▶ _Data supplied_:
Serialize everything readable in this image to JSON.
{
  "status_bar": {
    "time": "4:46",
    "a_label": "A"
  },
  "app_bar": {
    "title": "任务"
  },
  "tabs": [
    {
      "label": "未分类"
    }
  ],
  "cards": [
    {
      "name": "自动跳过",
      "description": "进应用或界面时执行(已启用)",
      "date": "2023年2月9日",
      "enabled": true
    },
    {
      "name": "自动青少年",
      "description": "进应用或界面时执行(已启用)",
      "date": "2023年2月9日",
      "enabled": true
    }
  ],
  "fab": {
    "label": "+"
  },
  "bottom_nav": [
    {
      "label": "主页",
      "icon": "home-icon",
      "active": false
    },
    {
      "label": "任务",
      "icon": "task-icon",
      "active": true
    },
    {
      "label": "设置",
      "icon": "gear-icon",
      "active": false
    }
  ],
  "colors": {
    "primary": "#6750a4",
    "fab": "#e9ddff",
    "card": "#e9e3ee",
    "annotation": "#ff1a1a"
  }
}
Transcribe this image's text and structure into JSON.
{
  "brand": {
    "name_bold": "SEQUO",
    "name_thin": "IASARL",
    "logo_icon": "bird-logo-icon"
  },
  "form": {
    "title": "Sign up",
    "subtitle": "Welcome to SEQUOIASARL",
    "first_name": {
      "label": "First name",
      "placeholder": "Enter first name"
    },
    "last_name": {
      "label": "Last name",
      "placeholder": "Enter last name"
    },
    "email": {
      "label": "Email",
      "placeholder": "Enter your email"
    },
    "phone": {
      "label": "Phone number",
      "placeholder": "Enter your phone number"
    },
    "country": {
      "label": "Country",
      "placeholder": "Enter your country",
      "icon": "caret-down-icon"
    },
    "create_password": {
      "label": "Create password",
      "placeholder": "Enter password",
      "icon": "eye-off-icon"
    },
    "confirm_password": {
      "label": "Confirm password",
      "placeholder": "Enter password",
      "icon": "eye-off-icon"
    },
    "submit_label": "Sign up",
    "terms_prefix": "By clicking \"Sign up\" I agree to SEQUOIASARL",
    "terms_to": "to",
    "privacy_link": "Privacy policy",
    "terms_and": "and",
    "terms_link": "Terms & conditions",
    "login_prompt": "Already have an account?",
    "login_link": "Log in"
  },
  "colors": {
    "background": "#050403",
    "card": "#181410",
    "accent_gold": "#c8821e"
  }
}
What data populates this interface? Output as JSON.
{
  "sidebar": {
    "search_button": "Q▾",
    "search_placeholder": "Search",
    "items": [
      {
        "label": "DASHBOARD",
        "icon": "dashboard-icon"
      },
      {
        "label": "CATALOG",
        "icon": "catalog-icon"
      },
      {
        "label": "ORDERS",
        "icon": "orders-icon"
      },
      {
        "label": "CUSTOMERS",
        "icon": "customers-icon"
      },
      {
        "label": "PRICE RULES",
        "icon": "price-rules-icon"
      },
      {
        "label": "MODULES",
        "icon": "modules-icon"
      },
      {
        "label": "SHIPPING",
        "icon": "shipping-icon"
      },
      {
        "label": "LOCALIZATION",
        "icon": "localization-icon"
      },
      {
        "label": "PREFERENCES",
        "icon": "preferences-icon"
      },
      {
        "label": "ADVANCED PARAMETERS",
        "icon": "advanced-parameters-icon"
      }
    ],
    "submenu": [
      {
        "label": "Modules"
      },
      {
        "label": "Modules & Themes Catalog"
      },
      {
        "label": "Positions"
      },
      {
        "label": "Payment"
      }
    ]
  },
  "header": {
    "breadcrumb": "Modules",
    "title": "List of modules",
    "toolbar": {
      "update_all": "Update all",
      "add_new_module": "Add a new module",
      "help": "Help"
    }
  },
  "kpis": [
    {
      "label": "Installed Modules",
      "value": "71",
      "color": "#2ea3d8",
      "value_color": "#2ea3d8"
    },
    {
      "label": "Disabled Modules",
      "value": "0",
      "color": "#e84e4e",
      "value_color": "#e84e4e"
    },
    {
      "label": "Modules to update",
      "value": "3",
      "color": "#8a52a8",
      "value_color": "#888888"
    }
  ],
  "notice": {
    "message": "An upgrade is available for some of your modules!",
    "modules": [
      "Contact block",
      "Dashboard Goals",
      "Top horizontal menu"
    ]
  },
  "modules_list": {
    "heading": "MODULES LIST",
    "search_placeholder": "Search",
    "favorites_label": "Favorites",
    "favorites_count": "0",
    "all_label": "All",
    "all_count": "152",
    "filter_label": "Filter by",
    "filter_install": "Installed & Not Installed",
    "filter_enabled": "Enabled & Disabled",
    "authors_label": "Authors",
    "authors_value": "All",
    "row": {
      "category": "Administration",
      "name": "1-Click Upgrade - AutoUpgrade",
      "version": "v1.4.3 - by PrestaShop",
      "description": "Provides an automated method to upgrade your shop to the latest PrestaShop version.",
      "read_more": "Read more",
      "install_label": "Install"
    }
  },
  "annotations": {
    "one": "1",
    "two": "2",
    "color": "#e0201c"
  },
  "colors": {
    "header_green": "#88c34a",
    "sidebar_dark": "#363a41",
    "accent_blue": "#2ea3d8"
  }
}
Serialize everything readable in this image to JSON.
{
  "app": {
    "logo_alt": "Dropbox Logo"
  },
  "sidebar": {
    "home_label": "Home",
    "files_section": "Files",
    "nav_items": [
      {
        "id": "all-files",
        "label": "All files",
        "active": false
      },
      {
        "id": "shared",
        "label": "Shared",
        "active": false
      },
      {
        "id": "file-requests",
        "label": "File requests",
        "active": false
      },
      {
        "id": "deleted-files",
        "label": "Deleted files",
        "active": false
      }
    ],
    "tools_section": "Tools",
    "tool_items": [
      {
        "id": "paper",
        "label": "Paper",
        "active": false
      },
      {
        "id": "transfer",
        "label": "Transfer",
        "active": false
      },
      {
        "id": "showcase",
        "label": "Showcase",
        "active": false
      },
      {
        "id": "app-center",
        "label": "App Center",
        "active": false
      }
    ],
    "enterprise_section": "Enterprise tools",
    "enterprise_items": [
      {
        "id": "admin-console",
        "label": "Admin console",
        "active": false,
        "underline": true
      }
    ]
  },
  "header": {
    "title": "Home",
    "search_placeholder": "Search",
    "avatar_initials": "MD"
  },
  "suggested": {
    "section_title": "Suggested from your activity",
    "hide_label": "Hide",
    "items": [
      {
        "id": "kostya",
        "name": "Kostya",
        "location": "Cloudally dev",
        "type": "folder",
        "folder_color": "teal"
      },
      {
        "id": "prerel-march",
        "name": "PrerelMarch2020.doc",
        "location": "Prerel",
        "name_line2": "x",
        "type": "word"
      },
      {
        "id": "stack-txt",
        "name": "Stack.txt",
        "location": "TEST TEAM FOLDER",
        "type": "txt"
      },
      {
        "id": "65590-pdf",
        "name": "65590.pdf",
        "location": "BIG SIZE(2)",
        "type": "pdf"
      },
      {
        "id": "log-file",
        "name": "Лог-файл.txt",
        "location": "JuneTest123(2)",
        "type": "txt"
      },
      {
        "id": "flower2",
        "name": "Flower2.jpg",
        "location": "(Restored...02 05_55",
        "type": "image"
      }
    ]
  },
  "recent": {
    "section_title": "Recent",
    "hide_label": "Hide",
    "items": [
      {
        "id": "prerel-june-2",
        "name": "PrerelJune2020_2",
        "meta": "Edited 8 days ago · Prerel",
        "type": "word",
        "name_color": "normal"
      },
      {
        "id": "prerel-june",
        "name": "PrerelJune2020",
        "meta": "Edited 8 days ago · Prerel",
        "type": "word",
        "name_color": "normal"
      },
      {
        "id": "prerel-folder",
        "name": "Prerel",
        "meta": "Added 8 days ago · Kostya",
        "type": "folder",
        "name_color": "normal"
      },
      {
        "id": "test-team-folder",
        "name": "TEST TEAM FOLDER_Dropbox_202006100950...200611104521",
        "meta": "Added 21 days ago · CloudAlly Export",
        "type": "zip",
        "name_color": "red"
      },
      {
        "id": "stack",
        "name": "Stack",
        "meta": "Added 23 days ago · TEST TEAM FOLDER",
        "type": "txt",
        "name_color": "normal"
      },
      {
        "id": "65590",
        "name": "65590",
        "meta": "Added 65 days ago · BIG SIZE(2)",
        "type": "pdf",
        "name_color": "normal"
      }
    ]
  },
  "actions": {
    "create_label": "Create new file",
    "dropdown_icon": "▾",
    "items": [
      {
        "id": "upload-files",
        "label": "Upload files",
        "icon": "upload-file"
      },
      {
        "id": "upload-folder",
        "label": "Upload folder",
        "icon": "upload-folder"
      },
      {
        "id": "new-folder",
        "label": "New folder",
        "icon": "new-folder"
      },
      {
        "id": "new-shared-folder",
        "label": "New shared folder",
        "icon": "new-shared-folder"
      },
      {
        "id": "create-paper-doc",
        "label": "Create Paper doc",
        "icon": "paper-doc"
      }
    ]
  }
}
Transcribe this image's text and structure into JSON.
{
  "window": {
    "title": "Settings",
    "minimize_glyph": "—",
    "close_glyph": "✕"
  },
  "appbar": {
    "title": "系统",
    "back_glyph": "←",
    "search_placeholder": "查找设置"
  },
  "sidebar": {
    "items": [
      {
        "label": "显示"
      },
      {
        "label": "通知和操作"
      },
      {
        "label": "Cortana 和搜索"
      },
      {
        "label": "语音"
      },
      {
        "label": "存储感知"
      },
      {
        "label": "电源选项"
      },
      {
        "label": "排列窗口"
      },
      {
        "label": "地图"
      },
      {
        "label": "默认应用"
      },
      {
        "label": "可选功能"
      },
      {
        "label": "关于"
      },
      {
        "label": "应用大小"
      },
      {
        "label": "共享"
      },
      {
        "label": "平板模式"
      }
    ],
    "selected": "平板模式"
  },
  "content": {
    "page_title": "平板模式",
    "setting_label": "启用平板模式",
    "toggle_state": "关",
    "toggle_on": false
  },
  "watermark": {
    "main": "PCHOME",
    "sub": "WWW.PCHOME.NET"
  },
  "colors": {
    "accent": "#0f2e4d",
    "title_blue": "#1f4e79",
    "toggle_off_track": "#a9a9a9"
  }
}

▶ _Problem to solve_: Scan the entries above and work out how many lines include the word "PrestaShop"; the reply is that number alone.

▶ _Answer to the exercise_: 2